** Prompt **
In the listing below, identify each line with the word "name" and return those lines.
-- Start Extracted entries --
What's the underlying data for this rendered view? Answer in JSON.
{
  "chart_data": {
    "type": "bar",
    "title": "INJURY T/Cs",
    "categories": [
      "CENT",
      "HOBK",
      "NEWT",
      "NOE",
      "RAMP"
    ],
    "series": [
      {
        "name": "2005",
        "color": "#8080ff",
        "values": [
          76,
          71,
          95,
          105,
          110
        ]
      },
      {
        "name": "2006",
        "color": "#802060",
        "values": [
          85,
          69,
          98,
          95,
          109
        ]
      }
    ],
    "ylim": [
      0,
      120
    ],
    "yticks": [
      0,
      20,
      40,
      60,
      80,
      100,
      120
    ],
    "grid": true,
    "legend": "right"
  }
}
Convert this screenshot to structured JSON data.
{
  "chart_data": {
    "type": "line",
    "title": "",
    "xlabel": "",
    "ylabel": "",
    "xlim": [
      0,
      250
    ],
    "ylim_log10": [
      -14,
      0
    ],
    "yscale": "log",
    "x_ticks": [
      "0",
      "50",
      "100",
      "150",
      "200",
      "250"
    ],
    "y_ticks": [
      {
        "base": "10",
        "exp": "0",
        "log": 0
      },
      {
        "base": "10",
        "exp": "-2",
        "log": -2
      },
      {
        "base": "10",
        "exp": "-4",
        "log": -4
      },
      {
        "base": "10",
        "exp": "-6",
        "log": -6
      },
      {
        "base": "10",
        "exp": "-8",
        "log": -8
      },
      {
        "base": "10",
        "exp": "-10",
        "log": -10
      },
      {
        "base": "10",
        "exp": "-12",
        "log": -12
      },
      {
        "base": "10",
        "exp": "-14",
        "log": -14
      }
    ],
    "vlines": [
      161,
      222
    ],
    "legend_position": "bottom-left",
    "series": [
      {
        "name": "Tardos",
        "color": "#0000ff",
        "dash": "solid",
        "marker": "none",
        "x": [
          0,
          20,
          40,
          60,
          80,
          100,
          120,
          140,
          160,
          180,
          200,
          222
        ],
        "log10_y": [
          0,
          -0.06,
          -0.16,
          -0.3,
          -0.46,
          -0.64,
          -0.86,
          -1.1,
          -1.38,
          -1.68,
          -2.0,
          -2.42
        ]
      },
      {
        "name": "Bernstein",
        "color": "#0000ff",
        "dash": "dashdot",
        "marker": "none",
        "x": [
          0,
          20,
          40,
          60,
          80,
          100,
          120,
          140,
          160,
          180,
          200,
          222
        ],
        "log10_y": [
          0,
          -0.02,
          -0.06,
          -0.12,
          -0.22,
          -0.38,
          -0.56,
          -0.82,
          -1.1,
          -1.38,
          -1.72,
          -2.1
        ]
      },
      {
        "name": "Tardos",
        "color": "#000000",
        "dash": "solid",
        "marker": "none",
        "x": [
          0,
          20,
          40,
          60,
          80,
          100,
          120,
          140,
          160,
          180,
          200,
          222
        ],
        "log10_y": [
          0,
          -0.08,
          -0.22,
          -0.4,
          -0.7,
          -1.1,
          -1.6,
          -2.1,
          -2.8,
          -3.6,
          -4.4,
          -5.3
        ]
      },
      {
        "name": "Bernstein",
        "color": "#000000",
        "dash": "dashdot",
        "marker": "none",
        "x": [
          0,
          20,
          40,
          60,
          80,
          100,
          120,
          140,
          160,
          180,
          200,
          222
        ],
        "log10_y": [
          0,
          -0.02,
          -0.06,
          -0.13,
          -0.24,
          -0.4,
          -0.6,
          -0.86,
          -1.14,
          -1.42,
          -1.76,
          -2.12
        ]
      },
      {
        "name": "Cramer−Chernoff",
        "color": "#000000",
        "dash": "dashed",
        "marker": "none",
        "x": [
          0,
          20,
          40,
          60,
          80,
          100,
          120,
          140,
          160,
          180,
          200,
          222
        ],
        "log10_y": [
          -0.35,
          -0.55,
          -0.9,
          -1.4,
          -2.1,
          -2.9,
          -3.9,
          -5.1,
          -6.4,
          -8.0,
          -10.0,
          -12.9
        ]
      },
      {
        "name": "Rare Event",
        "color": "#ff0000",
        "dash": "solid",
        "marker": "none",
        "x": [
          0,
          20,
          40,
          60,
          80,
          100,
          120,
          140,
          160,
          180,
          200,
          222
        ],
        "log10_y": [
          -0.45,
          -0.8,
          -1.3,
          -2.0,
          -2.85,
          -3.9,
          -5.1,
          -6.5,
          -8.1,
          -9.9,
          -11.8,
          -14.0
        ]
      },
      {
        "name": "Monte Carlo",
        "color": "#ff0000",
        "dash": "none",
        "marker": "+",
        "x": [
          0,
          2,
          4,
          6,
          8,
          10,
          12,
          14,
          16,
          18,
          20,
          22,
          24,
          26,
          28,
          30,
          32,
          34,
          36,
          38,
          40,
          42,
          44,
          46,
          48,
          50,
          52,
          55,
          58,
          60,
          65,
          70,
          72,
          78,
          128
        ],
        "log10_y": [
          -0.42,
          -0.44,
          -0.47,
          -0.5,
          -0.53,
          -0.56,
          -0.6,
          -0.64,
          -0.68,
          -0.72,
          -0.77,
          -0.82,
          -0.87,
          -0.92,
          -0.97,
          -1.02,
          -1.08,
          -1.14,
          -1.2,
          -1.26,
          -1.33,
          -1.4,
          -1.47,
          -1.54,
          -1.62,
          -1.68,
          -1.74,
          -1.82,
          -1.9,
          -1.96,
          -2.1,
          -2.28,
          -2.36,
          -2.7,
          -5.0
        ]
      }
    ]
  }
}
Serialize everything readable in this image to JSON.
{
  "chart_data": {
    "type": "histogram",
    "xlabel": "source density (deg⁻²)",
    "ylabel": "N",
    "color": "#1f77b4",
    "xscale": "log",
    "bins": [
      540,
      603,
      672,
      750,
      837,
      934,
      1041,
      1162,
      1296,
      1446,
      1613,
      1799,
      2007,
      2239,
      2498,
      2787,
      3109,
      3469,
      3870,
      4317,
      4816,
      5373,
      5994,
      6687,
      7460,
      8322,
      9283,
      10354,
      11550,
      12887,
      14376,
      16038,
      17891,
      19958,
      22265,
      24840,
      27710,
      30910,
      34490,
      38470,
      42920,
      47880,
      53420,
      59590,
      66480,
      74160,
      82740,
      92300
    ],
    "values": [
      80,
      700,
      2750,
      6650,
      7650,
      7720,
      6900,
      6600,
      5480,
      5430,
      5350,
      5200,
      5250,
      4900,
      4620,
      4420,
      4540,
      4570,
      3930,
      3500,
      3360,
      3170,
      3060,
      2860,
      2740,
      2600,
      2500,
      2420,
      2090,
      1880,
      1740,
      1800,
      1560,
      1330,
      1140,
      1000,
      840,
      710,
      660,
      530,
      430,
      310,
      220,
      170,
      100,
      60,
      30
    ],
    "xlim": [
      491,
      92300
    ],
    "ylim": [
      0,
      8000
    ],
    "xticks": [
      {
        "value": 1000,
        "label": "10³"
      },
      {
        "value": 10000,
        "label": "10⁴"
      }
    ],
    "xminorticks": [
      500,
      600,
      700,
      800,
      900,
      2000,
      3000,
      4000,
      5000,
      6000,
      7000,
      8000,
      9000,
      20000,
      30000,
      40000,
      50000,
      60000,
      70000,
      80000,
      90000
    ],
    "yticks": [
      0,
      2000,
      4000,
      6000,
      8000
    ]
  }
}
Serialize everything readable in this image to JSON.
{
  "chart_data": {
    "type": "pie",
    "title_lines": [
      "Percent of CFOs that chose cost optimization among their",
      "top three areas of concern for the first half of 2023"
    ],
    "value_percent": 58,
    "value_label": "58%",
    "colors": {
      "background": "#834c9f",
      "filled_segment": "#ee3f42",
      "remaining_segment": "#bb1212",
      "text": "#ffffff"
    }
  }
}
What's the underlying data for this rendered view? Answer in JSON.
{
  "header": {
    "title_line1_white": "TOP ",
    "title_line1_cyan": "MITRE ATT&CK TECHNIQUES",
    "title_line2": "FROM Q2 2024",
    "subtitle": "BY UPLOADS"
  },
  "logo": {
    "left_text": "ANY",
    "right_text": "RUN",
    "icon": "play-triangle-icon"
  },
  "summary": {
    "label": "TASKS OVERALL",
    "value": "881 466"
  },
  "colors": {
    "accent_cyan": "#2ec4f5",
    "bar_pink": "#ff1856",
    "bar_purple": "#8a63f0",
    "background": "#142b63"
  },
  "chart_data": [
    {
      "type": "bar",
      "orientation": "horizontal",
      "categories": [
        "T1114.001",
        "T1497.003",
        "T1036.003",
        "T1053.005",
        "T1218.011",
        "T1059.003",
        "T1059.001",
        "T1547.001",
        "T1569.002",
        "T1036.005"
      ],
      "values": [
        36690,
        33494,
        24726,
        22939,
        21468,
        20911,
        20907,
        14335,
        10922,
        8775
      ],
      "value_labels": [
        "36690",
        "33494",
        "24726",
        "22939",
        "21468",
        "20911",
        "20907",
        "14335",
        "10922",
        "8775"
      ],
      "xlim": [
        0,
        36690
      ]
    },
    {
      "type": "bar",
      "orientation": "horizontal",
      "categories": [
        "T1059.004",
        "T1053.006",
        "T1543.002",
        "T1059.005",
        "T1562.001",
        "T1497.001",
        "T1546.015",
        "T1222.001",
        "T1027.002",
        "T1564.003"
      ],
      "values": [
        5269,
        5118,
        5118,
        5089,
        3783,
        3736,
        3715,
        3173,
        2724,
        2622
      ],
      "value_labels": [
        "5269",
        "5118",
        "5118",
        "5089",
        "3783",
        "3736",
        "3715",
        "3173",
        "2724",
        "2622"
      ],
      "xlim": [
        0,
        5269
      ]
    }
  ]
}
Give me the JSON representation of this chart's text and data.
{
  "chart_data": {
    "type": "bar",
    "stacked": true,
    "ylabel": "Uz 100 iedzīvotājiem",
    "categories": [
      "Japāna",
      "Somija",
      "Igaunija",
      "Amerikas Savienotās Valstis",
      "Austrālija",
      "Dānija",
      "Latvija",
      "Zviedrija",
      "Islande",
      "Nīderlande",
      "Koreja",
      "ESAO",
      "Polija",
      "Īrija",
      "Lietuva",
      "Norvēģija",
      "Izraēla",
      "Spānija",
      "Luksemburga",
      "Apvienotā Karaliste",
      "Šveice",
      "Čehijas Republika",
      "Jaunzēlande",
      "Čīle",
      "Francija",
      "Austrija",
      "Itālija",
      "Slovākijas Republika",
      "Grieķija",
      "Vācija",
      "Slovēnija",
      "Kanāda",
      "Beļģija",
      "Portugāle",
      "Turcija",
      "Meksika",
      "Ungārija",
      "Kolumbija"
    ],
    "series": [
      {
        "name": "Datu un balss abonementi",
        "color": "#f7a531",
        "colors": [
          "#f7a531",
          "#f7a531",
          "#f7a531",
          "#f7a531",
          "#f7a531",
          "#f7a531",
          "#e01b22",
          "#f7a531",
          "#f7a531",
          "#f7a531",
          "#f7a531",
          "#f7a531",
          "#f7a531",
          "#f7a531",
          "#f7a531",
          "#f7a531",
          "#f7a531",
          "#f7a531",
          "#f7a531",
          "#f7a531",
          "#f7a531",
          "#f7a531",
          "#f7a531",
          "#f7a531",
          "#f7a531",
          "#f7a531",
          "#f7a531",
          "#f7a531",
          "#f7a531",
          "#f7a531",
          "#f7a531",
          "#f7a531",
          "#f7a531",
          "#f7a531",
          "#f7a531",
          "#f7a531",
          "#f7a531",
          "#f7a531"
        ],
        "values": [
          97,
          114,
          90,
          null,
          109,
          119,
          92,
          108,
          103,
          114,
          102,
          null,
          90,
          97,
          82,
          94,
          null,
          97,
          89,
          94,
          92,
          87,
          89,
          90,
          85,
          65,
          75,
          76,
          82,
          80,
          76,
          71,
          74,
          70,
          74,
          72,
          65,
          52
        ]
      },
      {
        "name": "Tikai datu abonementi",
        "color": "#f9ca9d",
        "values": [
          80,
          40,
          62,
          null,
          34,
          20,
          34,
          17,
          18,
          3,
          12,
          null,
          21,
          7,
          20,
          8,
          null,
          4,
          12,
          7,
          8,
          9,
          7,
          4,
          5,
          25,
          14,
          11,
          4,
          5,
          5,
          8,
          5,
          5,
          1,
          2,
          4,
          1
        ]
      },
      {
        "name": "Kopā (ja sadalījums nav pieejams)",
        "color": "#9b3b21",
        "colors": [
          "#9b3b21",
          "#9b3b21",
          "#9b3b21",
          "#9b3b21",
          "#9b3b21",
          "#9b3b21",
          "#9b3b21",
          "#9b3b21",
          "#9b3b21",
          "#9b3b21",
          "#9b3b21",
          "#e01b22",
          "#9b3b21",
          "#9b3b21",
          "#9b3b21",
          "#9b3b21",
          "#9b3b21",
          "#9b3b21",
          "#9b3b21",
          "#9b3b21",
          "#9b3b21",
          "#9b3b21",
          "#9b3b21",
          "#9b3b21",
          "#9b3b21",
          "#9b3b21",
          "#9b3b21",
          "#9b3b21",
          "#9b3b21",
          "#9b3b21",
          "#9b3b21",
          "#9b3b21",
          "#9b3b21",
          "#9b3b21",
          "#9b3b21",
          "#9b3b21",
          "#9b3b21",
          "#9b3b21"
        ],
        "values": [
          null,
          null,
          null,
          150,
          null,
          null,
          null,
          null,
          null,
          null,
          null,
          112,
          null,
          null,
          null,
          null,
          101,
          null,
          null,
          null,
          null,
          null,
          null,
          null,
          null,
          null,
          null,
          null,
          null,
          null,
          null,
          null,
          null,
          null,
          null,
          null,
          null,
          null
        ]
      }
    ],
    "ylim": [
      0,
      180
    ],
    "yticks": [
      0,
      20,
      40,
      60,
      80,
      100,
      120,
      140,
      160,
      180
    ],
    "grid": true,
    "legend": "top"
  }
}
-- End Extracted entries --
** Written reply **
        "name": "2005",
        "name": "2006",
        "name": "Tardos",
        "name": "Bernstein",
        "name": "Tardos",
        "name": "Bernstein",
        "name": "Cramer−Chernoff",
        "name": "Rare Event",
        "name": "Monte Carlo",
        "name": "Datu un balss abonementi",
        "name": "Tikai datu abonementi",
        "name": "Kopā (ja sadalījums nav pieejams)",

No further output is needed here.